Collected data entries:
__________

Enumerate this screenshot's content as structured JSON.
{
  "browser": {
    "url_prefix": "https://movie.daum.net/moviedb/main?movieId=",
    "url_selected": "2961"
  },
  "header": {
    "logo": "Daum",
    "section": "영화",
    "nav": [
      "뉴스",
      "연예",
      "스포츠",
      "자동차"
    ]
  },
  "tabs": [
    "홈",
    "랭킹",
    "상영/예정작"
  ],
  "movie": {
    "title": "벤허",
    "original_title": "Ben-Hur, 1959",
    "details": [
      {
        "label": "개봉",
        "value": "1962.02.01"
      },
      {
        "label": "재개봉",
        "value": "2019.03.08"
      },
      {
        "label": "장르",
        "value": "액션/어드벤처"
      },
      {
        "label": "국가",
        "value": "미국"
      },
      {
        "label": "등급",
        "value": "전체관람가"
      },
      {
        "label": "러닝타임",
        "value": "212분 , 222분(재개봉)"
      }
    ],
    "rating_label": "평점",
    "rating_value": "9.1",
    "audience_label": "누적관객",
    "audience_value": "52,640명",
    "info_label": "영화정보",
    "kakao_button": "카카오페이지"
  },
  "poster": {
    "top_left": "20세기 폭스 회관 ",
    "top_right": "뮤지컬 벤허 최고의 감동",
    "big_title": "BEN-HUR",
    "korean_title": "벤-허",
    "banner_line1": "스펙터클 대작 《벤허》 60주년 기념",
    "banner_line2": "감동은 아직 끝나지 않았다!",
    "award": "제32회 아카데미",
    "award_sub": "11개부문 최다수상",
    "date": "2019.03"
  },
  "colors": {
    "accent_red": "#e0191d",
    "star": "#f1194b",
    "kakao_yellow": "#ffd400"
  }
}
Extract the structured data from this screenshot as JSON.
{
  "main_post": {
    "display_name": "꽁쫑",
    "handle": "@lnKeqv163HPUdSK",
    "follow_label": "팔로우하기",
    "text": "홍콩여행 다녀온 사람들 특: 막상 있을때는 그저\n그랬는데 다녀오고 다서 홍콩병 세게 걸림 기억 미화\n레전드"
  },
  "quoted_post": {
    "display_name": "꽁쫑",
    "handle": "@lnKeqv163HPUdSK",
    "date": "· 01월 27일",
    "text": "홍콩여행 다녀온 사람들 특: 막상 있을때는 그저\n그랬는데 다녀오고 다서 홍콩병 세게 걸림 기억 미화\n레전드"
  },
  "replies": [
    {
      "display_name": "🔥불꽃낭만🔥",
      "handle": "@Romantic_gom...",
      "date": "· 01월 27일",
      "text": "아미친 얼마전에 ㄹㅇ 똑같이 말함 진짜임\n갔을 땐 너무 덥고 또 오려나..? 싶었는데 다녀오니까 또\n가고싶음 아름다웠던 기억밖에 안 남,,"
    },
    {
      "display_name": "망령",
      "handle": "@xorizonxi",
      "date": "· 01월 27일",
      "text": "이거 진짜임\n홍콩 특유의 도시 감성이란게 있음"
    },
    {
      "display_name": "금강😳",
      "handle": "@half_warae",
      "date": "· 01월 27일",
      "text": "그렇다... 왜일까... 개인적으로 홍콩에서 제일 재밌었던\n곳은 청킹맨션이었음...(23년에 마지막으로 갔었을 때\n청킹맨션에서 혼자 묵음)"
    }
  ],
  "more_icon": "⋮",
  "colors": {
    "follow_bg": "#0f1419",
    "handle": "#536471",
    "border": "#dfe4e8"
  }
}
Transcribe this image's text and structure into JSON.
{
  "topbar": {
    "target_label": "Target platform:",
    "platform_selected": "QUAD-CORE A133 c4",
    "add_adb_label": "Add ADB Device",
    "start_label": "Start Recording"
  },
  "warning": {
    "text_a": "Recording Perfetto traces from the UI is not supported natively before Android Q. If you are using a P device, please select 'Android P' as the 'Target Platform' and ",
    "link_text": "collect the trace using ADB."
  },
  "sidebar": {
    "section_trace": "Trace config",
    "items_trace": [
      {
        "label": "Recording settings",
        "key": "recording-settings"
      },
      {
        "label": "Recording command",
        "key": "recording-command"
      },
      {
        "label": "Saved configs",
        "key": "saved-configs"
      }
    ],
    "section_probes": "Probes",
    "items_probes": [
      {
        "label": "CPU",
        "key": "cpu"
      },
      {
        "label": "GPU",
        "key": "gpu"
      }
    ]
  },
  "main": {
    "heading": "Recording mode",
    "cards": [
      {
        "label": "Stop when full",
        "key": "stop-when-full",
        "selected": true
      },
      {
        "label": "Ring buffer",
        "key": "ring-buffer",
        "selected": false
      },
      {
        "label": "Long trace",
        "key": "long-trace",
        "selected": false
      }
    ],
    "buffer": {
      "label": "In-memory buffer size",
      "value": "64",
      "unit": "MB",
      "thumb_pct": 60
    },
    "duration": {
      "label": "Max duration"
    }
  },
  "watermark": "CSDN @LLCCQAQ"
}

__________

### What is needed
Would you quote, exactly and only, the lines from the one containing "Transcribe this image's" to the end of the entries?

### The result
Transcribe this image's text and structure into JSON.
{
  "topbar": {
    "target_label": "Target platform:",
    "platform_selected": "QUAD-CORE A133 c4",
    "add_adb_label": "Add ADB Device",
    "start_label": "Start Recording"
  },
  "warning": {
    "text_a": "Recording Perfetto traces from the UI is not supported natively before Android Q. If you are using a P device, please select 'Android P' as the 'Target Platform' and ",
    "link_text": "collect the trace using ADB."
  },
  "sidebar": {
    "section_trace": "Trace config",
    "items_trace": [
      {
        "label": "Recording settings",
        "key": "recording-settings"
      },
      {
        "label": "Recording command",
        "key": "recording-command"
      },
      {
        "label": "Saved configs",
        "key": "saved-configs"
      }
    ],
    "section_probes": "Probes",
    "items_probes": [
      {
        "label": "CPU",
        "key": "cpu"
      },
      {
        "label": "GPU",
        "key": "gpu"
      }
    ]
  },
  "main": {
    "heading": "Recording mode",
    "cards": [
      {
        "label": "Stop when full",
        "key": "stop-when-full",
        "selected": true
      },
      {
        "label": "Ring buffer",
        "key": "ring-buffer",
        "selected": false
      },
      {
        "label": "Long trace",
        "key": "long-trace",
        "selected": false
      }
    ],
    "buffer": {
      "label": "In-memory buffer size",
      "value": "64",
      "unit": "MB",
      "thumb_pct": 60
    },
    "duration": {
      "label": "Max duration"
    }
  },
  "watermark": "CSDN @LLCCQAQ"
}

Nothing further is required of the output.